(Dataset items)
^^^^
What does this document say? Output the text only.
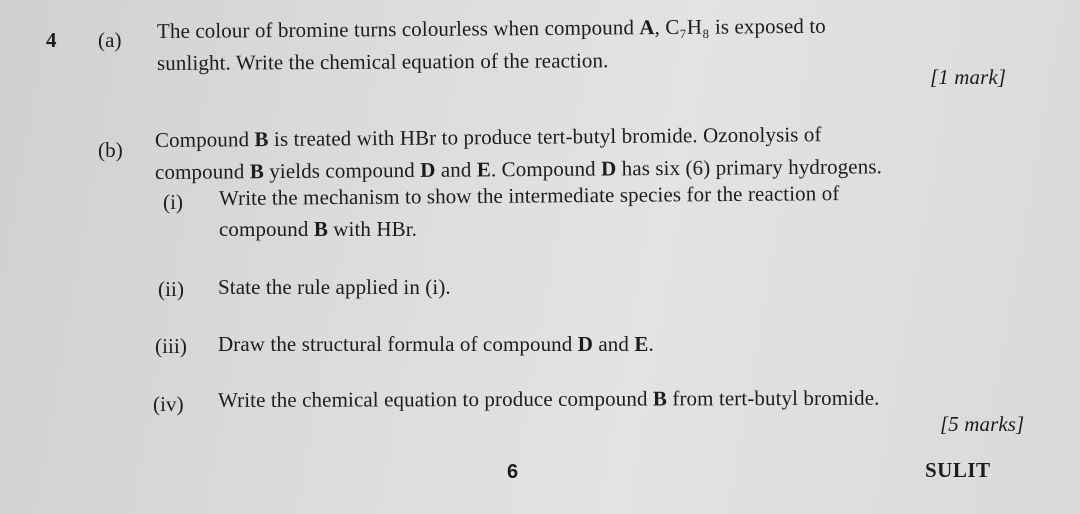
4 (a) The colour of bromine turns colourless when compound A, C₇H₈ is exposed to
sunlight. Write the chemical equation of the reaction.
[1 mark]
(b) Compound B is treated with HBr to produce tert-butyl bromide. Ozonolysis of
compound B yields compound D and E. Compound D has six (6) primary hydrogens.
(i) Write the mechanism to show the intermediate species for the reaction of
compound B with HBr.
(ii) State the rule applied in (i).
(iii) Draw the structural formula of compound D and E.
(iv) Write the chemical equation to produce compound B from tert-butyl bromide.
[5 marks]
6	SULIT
^^^^
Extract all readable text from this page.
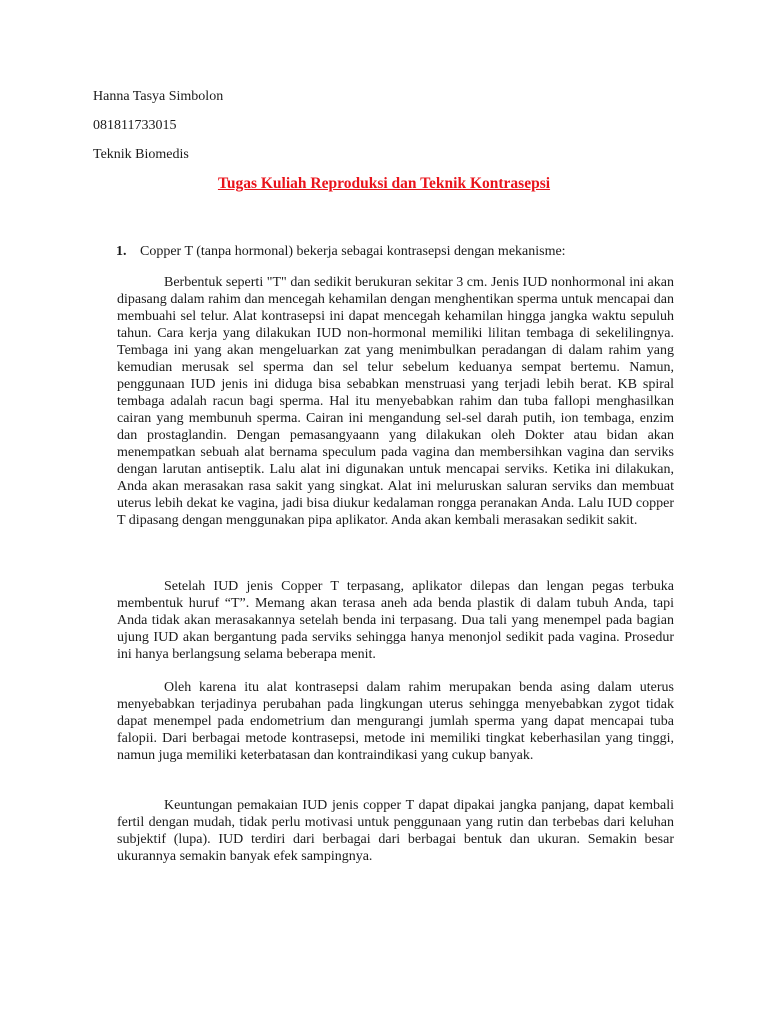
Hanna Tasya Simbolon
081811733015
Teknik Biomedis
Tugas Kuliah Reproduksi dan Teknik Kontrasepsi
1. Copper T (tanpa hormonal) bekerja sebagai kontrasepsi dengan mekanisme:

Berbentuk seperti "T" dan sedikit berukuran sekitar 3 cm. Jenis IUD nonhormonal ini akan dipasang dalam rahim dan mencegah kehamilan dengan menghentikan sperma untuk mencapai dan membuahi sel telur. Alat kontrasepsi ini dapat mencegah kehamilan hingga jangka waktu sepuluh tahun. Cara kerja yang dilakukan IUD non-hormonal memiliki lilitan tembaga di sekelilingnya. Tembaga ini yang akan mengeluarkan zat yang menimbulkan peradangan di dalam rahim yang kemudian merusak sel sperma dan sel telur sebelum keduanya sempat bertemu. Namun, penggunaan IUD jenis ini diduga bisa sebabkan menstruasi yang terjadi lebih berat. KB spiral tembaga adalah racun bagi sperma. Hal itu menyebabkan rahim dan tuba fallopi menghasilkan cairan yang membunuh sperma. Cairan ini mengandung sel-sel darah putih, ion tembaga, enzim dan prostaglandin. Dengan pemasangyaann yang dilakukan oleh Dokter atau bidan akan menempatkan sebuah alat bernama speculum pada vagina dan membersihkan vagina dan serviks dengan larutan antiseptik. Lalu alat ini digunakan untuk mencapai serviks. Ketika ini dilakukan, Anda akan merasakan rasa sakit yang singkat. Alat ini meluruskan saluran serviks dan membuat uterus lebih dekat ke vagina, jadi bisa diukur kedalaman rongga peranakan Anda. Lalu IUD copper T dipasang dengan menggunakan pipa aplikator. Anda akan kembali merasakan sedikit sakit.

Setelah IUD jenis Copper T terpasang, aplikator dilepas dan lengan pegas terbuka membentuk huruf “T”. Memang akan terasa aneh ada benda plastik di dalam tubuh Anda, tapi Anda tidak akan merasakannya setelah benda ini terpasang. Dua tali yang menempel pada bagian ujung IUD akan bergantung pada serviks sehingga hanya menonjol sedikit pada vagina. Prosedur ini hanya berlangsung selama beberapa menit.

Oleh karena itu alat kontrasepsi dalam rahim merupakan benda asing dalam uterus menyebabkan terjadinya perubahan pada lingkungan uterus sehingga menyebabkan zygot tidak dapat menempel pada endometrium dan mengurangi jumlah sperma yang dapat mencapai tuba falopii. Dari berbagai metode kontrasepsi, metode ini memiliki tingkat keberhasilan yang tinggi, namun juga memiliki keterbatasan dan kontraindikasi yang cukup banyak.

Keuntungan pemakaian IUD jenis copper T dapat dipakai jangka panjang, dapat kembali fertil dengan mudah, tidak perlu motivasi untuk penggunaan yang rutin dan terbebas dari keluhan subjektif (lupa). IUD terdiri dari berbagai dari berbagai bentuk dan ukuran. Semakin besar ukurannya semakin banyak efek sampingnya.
^^^^
*STATED PROBLEM:*
Leave out every line without the string "chemical" and copy the rest.

*ANSWER TO THIS TASK:*
sunlight. Write the chemical equation of the reaction.
(iv) Write the chemical equation to produce compound B from tert-butyl bromide.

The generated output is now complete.